[Figure dataset records]
--- Begin ---
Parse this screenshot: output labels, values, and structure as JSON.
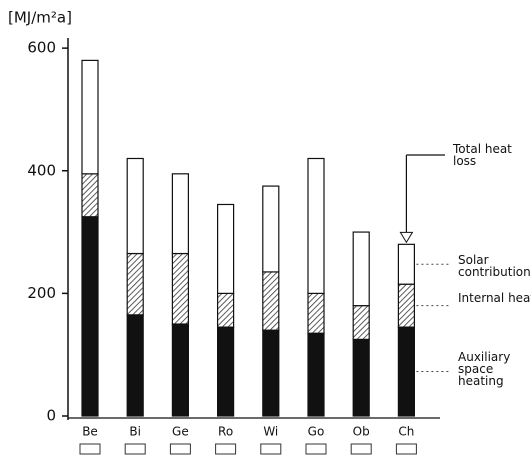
{
  "chart_data": {
    "type": "bar",
    "stacked": true,
    "y_label": "[MJ/m²a]",
    "categories": [
      "Be",
      "Bi",
      "Ge",
      "Ro",
      "Wi",
      "Go",
      "Ob",
      "Ch"
    ],
    "series": [
      {
        "name": "Auxiliary space heating",
        "color": "#111111",
        "values": [
          325,
          165,
          150,
          145,
          140,
          135,
          125,
          145
        ]
      },
      {
        "name": "Internal heat",
        "color": "#888888",
        "values": [
          70,
          100,
          115,
          55,
          95,
          65,
          55,
          70
        ]
      },
      {
        "name": "Solar contribution",
        "color": "#ffffff",
        "values": [
          185,
          155,
          130,
          145,
          140,
          220,
          120,
          65
        ]
      }
    ],
    "annotation": "Total heat loss",
    "ylim": [
      0,
      610
    ],
    "yticks": [
      0,
      200,
      400,
      600
    ]
  }
}
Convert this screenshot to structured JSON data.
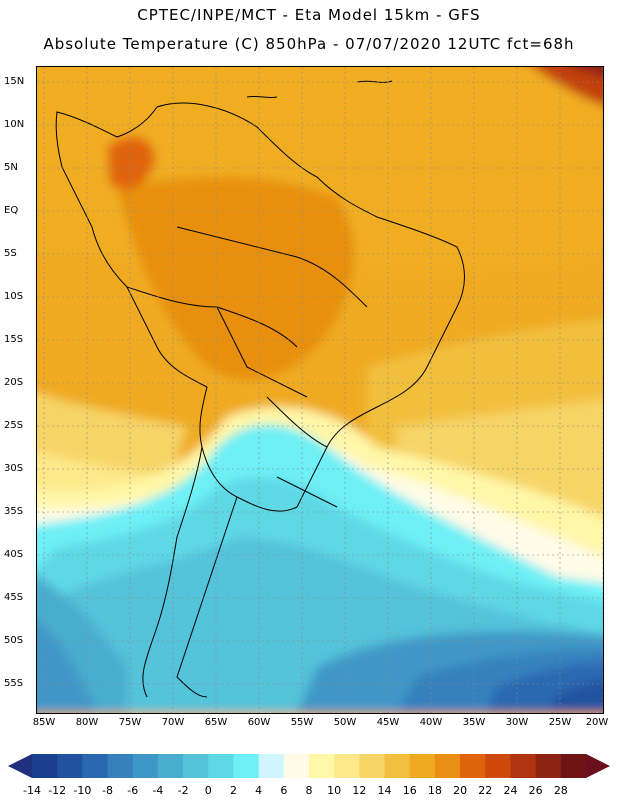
{
  "header": {
    "line1": "CPTEC/INPE/MCT -   Eta Model 15km - GFS",
    "line2": "Absolute Temperature (C) 850hPa - 07/07/2020 12UTC fct=68h"
  },
  "axes": {
    "lat_labels": [
      "15N",
      "10N",
      "5N",
      "EQ",
      "5S",
      "10S",
      "15S",
      "20S",
      "25S",
      "30S",
      "35S",
      "40S",
      "45S",
      "50S",
      "55S"
    ],
    "lon_labels": [
      "85W",
      "80W",
      "75W",
      "70W",
      "65W",
      "60W",
      "55W",
      "50W",
      "45W",
      "40W",
      "35W",
      "30W",
      "25W",
      "20W"
    ]
  },
  "colorbar": {
    "ticks": [
      "-14",
      "-12",
      "-10",
      "-8",
      "-6",
      "-4",
      "-2",
      "0",
      "2",
      "4",
      "6",
      "8",
      "10",
      "12",
      "14",
      "16",
      "18",
      "20",
      "22",
      "24",
      "26",
      "28"
    ],
    "colors": [
      "#1a3f8f",
      "#2152a0",
      "#2a68b0",
      "#3580bd",
      "#3f97c7",
      "#49adcf",
      "#55c3da",
      "#5fd8e6",
      "#6ef0f6",
      "#cff6ff",
      "#fffbe6",
      "#fff7a8",
      "#fde98a",
      "#f7d466",
      "#f2bf3e",
      "#efaa22",
      "#ea8e14",
      "#e0640c",
      "#cd4a0c",
      "#b0340f",
      "#8c2312",
      "#6e1414"
    ],
    "under_color": "#21307e",
    "over_color": "#6b0f1e"
  }
}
--- End ---
_Aim:_
Copy every record character for character. Skip the pictures.

_Response to this task:_
Parse this screenshot: output labels, values, and structure as JSON.
{
  "chart_data": {
    "type": "bar",
    "stacked": true,
    "y_label": "[MJ/m²a]",
    "categories": [
      "Be",
      "Bi",
      "Ge",
      "Ro",
      "Wi",
      "Go",
      "Ob",
      "Ch"
    ],
    "series": [
      {
        "name": "Auxiliary space heating",
        "color": "#111111",
        "values": [
          325,
          165,
          150,
          145,
          140,
          135,
          125,
          145
        ]
      },
      {
        "name": "Internal heat",
        "color": "#888888",
        "values": [
          70,
          100,
          115,
          55,
          95,
          65,
          55,
          70
        ]
      },
      {
        "name": "Solar contribution",
        "color": "#ffffff",
        "values": [
          185,
          155,
          130,
          145,
          140,
          220,
          120,
          65
        ]
      }
    ],
    "annotation": "Total heat loss",
    "ylim": [
      0,
      610
    ],
    "yticks": [
      0,
      200,
      400,
      600
    ]
  }
}
Convert this screenshot to structured JSON data.
{
  "header": {
    "line1": "CPTEC/INPE/MCT -   Eta Model 15km - GFS",
    "line2": "Absolute Temperature (C) 850hPa - 07/07/2020 12UTC fct=68h"
  },
  "axes": {
    "lat_labels": [
      "15N",
      "10N",
      "5N",
      "EQ",
      "5S",
      "10S",
      "15S",
      "20S",
      "25S",
      "30S",
      "35S",
      "40S",
      "45S",
      "50S",
      "55S"
    ],
    "lon_labels": [
      "85W",
      "80W",
      "75W",
      "70W",
      "65W",
      "60W",
      "55W",
      "50W",
      "45W",
      "40W",
      "35W",
      "30W",
      "25W",
      "20W"
    ]
  },
  "colorbar": {
    "ticks": [
      "-14",
      "-12",
      "-10",
      "-8",
      "-6",
      "-4",
      "-2",
      "0",
      "2",
      "4",
      "6",
      "8",
      "10",
      "12",
      "14",
      "16",
      "18",
      "20",
      "22",
      "24",
      "26",
      "28"
    ],
    "colors": [
      "#1a3f8f",
      "#2152a0",
      "#2a68b0",
      "#3580bd",
      "#3f97c7",
      "#49adcf",
      "#55c3da",
      "#5fd8e6",
      "#6ef0f6",
      "#cff6ff",
      "#fffbe6",
      "#fff7a8",
      "#fde98a",
      "#f7d466",
      "#f2bf3e",
      "#efaa22",
      "#ea8e14",
      "#e0640c",
      "#cd4a0c",
      "#b0340f",
      "#8c2312",
      "#6e1414"
    ],
    "under_color": "#21307e",
    "over_color": "#6b0f1e"
  }
}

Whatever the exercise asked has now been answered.